* EXERCISE REQUIREMENTS
Work through the records below and tally every line containing "Устройство". Reply with the total alone.

* DATA SUPPLIED

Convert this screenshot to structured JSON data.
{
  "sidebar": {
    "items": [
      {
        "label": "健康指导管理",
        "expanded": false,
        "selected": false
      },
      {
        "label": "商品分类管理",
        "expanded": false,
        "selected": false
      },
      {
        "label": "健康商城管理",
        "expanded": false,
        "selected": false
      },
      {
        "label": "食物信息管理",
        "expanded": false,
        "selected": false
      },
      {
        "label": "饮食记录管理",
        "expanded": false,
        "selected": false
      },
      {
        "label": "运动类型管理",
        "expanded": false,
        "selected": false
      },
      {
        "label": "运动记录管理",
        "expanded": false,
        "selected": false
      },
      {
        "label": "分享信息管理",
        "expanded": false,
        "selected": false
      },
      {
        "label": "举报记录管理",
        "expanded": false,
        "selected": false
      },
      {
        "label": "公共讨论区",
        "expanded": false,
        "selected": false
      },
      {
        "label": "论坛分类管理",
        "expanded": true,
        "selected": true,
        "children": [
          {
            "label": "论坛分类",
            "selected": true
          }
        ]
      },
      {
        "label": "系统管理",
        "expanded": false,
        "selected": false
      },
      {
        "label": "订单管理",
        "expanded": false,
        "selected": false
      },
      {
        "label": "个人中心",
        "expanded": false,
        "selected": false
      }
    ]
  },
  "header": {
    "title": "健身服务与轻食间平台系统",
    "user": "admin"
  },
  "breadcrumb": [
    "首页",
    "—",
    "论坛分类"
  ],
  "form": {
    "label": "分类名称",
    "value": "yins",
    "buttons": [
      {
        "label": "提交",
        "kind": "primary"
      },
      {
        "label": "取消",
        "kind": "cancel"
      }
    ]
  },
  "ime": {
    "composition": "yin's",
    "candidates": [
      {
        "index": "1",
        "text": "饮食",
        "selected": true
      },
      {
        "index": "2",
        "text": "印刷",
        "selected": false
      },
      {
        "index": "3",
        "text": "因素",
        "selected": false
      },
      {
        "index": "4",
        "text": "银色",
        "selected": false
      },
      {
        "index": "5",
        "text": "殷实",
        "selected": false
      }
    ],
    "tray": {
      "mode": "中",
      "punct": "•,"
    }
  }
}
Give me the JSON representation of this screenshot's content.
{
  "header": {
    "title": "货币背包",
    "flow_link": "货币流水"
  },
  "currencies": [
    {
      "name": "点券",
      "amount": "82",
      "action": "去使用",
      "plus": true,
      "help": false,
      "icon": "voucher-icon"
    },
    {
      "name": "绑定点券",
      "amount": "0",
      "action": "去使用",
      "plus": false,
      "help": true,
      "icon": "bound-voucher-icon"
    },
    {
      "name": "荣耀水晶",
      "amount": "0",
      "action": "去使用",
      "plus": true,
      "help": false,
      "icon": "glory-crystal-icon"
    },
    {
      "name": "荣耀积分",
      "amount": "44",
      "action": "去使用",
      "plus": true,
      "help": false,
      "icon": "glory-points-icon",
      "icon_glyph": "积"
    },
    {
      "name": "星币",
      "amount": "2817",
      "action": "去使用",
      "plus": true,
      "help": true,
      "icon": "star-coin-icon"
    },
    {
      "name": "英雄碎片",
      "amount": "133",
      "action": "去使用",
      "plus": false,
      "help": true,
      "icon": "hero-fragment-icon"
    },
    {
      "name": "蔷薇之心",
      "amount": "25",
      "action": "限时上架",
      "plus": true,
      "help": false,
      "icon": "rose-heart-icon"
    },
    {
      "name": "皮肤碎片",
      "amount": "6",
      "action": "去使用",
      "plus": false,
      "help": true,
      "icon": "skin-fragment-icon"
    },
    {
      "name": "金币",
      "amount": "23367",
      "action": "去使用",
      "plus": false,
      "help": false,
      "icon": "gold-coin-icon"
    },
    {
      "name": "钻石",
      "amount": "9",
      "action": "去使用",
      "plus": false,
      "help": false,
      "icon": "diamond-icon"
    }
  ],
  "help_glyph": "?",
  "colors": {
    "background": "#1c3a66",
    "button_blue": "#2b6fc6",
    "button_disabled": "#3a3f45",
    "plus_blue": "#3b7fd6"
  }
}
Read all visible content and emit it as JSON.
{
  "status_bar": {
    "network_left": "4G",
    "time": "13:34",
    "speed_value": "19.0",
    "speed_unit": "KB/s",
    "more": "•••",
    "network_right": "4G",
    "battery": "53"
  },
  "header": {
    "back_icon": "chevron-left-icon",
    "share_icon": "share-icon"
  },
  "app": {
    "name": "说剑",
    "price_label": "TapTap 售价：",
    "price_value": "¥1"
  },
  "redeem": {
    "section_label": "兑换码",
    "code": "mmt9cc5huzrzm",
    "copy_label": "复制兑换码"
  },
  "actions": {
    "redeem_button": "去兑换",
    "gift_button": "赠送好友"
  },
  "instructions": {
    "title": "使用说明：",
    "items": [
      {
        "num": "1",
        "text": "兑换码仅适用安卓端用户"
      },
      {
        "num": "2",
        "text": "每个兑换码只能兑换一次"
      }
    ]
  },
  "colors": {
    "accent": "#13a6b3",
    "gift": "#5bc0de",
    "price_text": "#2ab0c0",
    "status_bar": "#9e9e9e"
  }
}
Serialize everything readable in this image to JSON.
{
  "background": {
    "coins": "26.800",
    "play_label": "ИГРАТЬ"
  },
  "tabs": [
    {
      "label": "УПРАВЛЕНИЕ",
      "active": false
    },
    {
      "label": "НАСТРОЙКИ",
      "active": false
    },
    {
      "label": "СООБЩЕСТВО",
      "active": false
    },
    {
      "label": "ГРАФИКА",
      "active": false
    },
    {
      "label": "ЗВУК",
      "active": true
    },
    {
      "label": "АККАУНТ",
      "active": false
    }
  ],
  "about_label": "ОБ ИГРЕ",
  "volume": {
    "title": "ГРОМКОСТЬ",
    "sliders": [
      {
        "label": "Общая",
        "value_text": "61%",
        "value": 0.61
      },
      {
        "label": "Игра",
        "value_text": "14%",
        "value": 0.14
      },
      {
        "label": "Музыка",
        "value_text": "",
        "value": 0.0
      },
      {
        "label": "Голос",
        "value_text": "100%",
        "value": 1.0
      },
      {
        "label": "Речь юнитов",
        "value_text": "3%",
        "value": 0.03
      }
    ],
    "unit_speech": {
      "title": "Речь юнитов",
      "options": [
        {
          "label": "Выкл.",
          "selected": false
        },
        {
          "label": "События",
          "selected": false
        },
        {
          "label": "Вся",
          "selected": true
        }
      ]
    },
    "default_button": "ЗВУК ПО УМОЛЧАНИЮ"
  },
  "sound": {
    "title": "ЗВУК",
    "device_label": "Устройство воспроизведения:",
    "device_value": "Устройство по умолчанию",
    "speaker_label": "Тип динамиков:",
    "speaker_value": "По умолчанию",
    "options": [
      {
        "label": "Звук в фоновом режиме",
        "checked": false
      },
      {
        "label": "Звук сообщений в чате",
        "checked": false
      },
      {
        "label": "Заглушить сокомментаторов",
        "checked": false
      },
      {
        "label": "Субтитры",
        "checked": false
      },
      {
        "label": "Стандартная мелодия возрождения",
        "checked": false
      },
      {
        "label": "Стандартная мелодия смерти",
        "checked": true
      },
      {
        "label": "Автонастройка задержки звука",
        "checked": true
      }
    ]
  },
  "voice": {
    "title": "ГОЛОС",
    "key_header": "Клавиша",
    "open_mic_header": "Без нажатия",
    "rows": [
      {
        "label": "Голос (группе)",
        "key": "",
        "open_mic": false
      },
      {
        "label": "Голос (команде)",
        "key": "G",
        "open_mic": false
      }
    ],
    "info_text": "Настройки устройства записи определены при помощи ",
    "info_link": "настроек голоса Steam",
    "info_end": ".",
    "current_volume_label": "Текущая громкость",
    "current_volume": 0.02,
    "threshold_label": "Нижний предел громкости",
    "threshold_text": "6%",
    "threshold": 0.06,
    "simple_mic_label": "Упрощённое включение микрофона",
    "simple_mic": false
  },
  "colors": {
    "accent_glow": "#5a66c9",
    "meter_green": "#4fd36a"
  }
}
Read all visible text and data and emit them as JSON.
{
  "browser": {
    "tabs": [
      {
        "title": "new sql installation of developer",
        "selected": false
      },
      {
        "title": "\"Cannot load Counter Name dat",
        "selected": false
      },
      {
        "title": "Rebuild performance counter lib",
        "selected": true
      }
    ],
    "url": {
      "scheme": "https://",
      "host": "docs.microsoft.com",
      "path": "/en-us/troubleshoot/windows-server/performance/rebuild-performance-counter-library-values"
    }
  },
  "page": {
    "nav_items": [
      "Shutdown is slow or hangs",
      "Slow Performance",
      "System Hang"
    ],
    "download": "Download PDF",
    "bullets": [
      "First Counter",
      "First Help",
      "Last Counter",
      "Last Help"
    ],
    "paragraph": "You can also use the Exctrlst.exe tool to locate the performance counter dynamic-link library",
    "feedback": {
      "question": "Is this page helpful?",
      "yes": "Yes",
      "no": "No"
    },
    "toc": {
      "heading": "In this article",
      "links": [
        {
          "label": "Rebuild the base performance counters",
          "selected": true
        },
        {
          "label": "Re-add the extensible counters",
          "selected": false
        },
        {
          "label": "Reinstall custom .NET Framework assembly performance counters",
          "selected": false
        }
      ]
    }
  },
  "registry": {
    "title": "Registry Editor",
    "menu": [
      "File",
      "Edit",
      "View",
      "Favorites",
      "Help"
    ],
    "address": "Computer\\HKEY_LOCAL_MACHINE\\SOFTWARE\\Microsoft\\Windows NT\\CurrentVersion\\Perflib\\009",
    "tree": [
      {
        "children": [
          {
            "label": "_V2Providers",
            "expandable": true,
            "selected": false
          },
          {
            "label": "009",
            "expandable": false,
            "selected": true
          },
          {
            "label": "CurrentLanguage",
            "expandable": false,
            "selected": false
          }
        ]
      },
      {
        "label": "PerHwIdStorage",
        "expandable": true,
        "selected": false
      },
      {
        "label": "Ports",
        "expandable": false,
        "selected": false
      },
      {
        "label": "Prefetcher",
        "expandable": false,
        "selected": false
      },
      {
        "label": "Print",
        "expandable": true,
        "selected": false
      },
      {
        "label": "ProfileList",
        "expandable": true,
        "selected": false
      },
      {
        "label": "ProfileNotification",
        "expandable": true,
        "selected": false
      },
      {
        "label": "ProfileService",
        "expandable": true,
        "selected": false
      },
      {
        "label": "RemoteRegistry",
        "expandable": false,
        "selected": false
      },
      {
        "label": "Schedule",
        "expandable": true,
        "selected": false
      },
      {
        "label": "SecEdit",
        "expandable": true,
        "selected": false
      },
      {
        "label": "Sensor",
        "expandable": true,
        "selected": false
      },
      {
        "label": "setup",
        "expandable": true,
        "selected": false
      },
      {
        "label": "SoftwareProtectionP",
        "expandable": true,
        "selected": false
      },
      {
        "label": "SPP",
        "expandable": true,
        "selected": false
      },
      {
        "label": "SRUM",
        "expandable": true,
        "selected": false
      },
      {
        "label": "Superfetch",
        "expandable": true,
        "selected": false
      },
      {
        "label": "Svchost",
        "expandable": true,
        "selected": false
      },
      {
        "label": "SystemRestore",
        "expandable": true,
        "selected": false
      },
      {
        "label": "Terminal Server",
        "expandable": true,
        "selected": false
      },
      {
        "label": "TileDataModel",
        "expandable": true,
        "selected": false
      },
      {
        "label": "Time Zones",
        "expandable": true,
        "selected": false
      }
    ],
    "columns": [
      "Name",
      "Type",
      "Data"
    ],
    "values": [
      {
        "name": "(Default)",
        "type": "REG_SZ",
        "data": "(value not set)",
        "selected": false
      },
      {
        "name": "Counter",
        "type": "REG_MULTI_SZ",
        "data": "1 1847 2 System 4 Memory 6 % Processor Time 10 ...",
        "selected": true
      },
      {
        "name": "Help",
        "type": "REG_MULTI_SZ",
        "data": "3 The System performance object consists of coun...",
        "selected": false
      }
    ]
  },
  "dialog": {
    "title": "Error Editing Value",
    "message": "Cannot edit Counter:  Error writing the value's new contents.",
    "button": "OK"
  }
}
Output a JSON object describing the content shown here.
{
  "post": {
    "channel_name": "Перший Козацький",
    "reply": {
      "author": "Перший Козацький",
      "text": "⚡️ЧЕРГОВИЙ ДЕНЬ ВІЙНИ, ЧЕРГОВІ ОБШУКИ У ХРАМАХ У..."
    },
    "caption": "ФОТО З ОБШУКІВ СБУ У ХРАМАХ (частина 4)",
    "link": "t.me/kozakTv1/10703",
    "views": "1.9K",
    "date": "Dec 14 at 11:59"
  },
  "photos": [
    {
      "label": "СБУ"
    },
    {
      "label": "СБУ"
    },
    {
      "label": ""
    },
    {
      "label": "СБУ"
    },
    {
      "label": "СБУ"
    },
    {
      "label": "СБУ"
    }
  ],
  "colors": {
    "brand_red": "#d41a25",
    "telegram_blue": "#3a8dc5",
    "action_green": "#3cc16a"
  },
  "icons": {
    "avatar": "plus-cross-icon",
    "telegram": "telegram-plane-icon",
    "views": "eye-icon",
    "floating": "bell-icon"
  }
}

* WRITTEN ANSWER
2